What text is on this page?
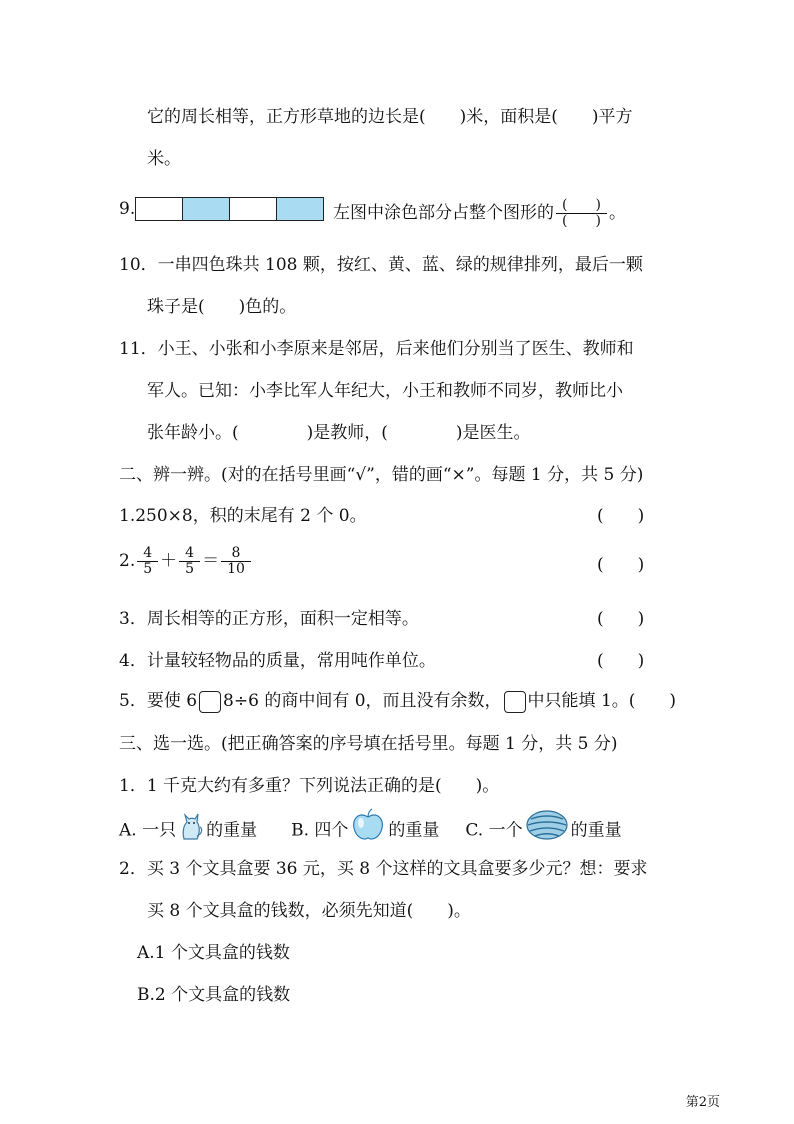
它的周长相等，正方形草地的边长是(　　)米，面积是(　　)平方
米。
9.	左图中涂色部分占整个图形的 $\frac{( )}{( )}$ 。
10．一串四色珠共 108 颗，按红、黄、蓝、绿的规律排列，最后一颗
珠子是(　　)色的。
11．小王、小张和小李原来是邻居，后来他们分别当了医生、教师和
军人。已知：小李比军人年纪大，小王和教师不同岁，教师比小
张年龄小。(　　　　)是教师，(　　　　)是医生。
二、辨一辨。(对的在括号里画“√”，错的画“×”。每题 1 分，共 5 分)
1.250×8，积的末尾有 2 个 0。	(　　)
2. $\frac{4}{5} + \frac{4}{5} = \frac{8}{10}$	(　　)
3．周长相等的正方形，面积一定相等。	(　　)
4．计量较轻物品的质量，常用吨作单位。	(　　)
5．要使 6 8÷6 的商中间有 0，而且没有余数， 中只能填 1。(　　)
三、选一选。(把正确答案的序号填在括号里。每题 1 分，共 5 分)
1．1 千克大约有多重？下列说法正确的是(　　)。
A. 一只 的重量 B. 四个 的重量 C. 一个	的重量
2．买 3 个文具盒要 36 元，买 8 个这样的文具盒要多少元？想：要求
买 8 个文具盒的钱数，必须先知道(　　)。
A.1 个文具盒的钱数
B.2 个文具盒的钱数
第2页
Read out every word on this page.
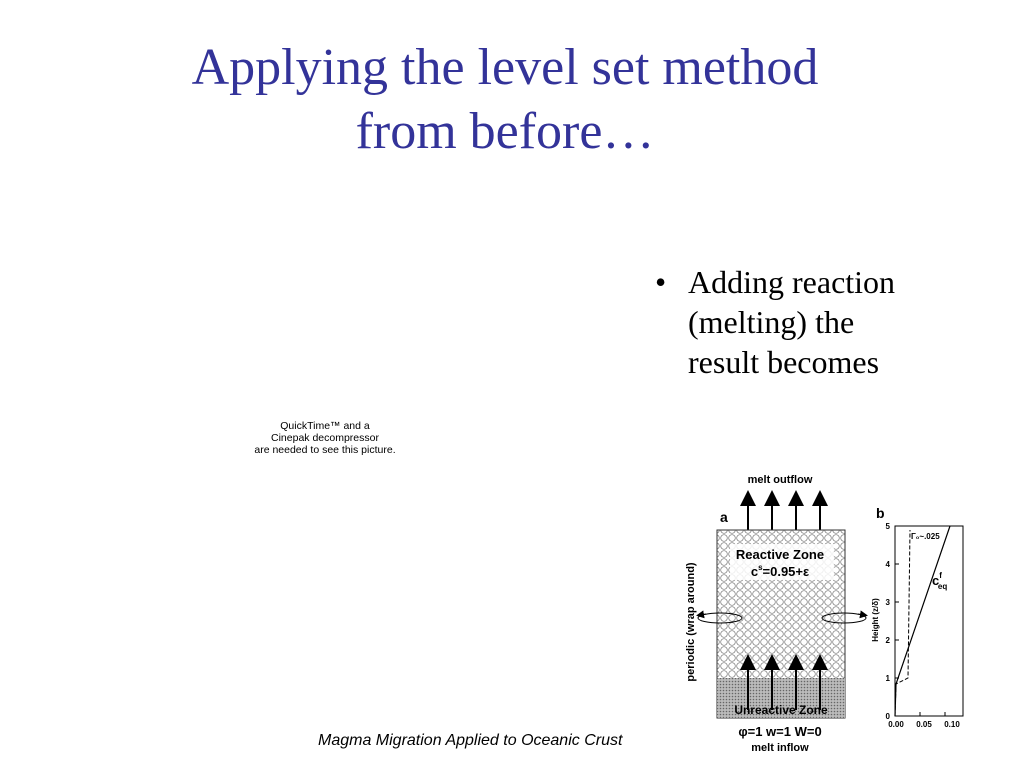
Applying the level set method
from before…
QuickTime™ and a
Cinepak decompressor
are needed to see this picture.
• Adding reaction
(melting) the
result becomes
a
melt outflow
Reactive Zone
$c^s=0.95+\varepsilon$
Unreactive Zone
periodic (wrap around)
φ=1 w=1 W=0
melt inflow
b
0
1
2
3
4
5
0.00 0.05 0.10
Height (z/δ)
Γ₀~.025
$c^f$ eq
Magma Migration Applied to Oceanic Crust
════════════════════
### What the exercise asks
Copy out all the data without changing anything, and drop the pictures.

### Task solution
What text is on this page?
它的周长相等，正方形草地的边长是(　　)米，面积是(　　)平方
米。
9.	左图中涂色部分占整个图形的 $\frac{( )}{( )}$ 。
10．一串四色珠共 108 颗，按红、黄、蓝、绿的规律排列，最后一颗
珠子是(　　)色的。
11．小王、小张和小李原来是邻居，后来他们分别当了医生、教师和
军人。已知：小李比军人年纪大，小王和教师不同岁，教师比小
张年龄小。(　　　　)是教师，(　　　　)是医生。
二、辨一辨。(对的在括号里画“√”，错的画“×”。每题 1 分，共 5 分)
1.250×8，积的末尾有 2 个 0。	(　　)
2. $\frac{4}{5} + \frac{4}{5} = \frac{8}{10}$	(　　)
3．周长相等的正方形，面积一定相等。	(　　)
4．计量较轻物品的质量，常用吨作单位。	(　　)
5．要使 6 8÷6 的商中间有 0，而且没有余数， 中只能填 1。(　　)
三、选一选。(把正确答案的序号填在括号里。每题 1 分，共 5 分)
1．1 千克大约有多重？下列说法正确的是(　　)。
A. 一只 的重量 B. 四个 的重量 C. 一个	的重量
2．买 3 个文具盒要 36 元，买 8 个这样的文具盒要多少元？想：要求
买 8 个文具盒的钱数，必须先知道(　　)。
A.1 个文具盒的钱数
B.2 个文具盒的钱数
第2页
Read out every word on this page.
Applying the level set method
from before…
QuickTime™ and a
Cinepak decompressor
are needed to see this picture.
• Adding reaction
(melting) the
result becomes
a
melt outflow
Reactive Zone
$c^s=0.95+\varepsilon$
Unreactive Zone
periodic (wrap around)
φ=1 w=1 W=0
melt inflow
b
0
1
2
3
4
5
0.00 0.05 0.10
Height (z/δ)
Γ₀~.025
$c^f$ eq
Magma Migration Applied to Oceanic Crust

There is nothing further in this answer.